• Quoted text
Atmospheric aerosols exert a major impact on climate, directly by interfering with the solar radiative transfer and indirectly by influencing cloud formation8,9. By serving as cloud condensation nuclei, aerosols modify macro- and micro-cloud properties10,11,12 and regulate cloud lifetimes and the precipitation efficiency13,14,15,16,17,18. Presently, the estimates of the cloud adjustment by aerosols range from −0.06 to −1.33 W m−2 in the radiative forcing budget, representing the largest uncertainty in climate projections8. Also, while atmospheric measurement and modelling studies have revealed invigorated convective cloud systems resulting from elevated aerosol levels1,13,16, the available evidence of the aerosol invigoration effect on clouds is highly variable8,14,18. Much of the uncertainty in the assessment of the aerosol radiative forcing arises from the difficulty to resolve the cloud-scale processes in current global climate models (GCM)8. GCM simulations typically predict the response of the climate system under different atmospheric forcing scenarios, but unrealistically represent the microphysical processes of convective clouds. On the other hand, regional cloud-resolving simulations with explicit cloud microphysical and aerosol representations adequately resolve the physical processes of the aerosol–cloud interaction10,11, but provide little feedback to the large-scale circulation.

• Set task a
Reproduce verbatim the lines of the records, beginning at the line that contains "staticText: Backing up" and stopping after the line that contains "button[interactable]: Settings <box>359".
The passage on atmospheric aerosols has no connection to the records.

• Data shown
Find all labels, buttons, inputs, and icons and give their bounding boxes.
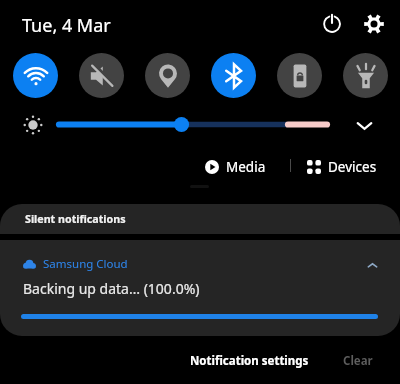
staticText: Backing up data… (100.0%) <box>23 279 200 298</box>
staticText: Notification settings <box>190 353 309 369</box>
staticText: Devices <box>328 158 377 176</box>
staticText: Tue, 4 Mar <box>22 13 111 38</box>
staticText: Clear <box>343 353 373 369</box>
button[interactable]: Notification settings <box>184 348 315 374</box>
button[interactable]: Wi-Fi <box>13 53 58 98</box>
staticText: Silent notifications <box>25 212 126 227</box>
button[interactable]: Location <box>145 53 190 98</box>
button[interactable]: Devices <box>305 155 379 179</box>
button[interactable]: Auto rotate lock <box>277 53 322 98</box>
button[interactable]: Collapse notification <box>358 251 386 279</box>
button[interactable]: Settings <box>359 9 389 39</box>
staticText: Media <box>226 158 266 176</box>
button[interactable]: Expand brightness <box>350 111 378 139</box>
button[interactable]: Clear <box>337 348 379 374</box>
button[interactable]: Power <box>317 9 347 39</box>
button[interactable]: Bluetooth <box>211 53 256 98</box>
button[interactable]: Mute <box>79 53 124 98</box>
button[interactable]: Flashlight <box>343 53 388 98</box>
button[interactable]: Silent notifications <box>0 204 400 234</box>
button[interactable]: Samsung Cloud <box>0 240 400 336</box>
staticText: Samsung Cloud <box>43 256 128 272</box>
button[interactable]: Media <box>203 155 268 179</box>
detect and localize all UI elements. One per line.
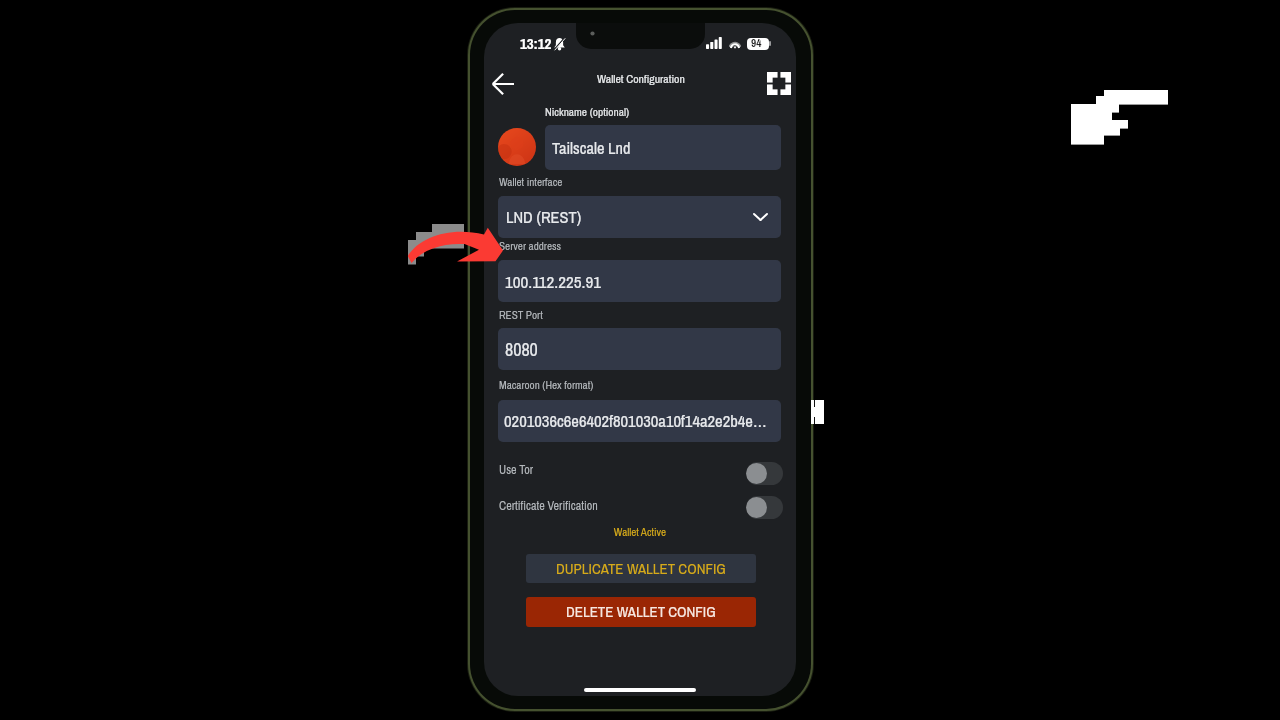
staticText: Tailscale Lnd bbox=[552, 137, 631, 159]
staticText: DUPLICATE WALLET CONFIG bbox=[556, 559, 726, 579]
staticText: Wallet Configuration bbox=[597, 71, 685, 87]
button[interactable]: Use Tor bbox=[746, 462, 783, 485]
staticText: 0201036c6e6402f801030a10f14a2e2b4e… bbox=[504, 410, 767, 432]
button[interactable]: Fullscreen bbox=[761, 66, 796, 101]
staticText: Wallet interface bbox=[499, 174, 563, 189]
staticText: Macaroon (Hex format) bbox=[499, 377, 594, 392]
staticText: LND (REST) bbox=[506, 206, 582, 228]
button[interactable]: LND (REST) bbox=[498, 196, 781, 238]
button[interactable]: Certificate Verification bbox=[746, 496, 783, 519]
button[interactable]: Tailscale Lnd bbox=[545, 125, 781, 170]
staticText: REST Port bbox=[499, 307, 543, 322]
button[interactable]: 8080 bbox=[498, 328, 781, 370]
button[interactable]: Back bbox=[484, 67, 520, 101]
staticText: Use Tor bbox=[499, 461, 533, 477]
staticText: 100.112.225.91 bbox=[505, 270, 601, 293]
staticText: Nickname (optional) bbox=[545, 104, 630, 119]
button[interactable]: 0201036c6e6402f801030a10f14a2e2b4e… bbox=[498, 400, 781, 442]
staticText: Wallet Active bbox=[484, 525, 796, 540]
button[interactable]: 100.112.225.91 bbox=[498, 260, 781, 302]
staticText: 8080 bbox=[505, 337, 538, 361]
staticText: Certificate Verification bbox=[499, 497, 598, 513]
button[interactable]: DELETE WALLET CONFIG bbox=[526, 597, 756, 627]
staticText: 94 bbox=[751, 35, 762, 50]
staticText: 13:12 bbox=[520, 33, 552, 53]
button[interactable]: DUPLICATE WALLET CONFIG bbox=[526, 554, 756, 583]
staticText: DELETE WALLET CONFIG bbox=[566, 602, 716, 622]
staticText: Server address bbox=[499, 238, 562, 253]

• Set task b
Based on the passage on atmospheric aerosols, state whether each statement agrees with it. Answer yes or no for each, and quote the deciding words. (i) Estimates of the cloud adjustment by aerosols range from −0.06 to −1.33 W m−2. (ii) GCM simulations realistically represent the microphysical processes of convective clouds. (iii) Regional cloud-resolving simulations provide substantial feedback to the large-scale circulation.

• Correct output a
staticText: Backing up data… (100.0%) <box>23 279 200 298</box>
staticText: Notification settings <box>190 353 309 369</box>
staticText: Devices <box>328 158 377 176</box>
staticText: Tue, 4 Mar <box>22 13 111 38</box>
staticText: Clear <box>343 353 373 369</box>
button[interactable]: Notification settings <box>184 348 315 374</box>
button[interactable]: Wi-Fi <box>13 53 58 98</box>
staticText: Silent notifications <box>25 212 126 227</box>
button[interactable]: Location <box>145 53 190 98</box>
button[interactable]: Devices <box>305 155 379 179</box>
button[interactable]: Auto rotate lock <box>277 53 322 98</box>
button[interactable]: Collapse notification <box>358 251 386 279</box>
button[interactable]: Settings <box>359 9 389 39</box>

• Correct output b
(i) Yes: "range from −0.06 to −1.33 W m−2 in the radiative forcing budget"
(ii) No: "but unrealistically represent the microphysical processes of convective clouds"
(iii) No: "but provide little feedback to the large-scale circulation"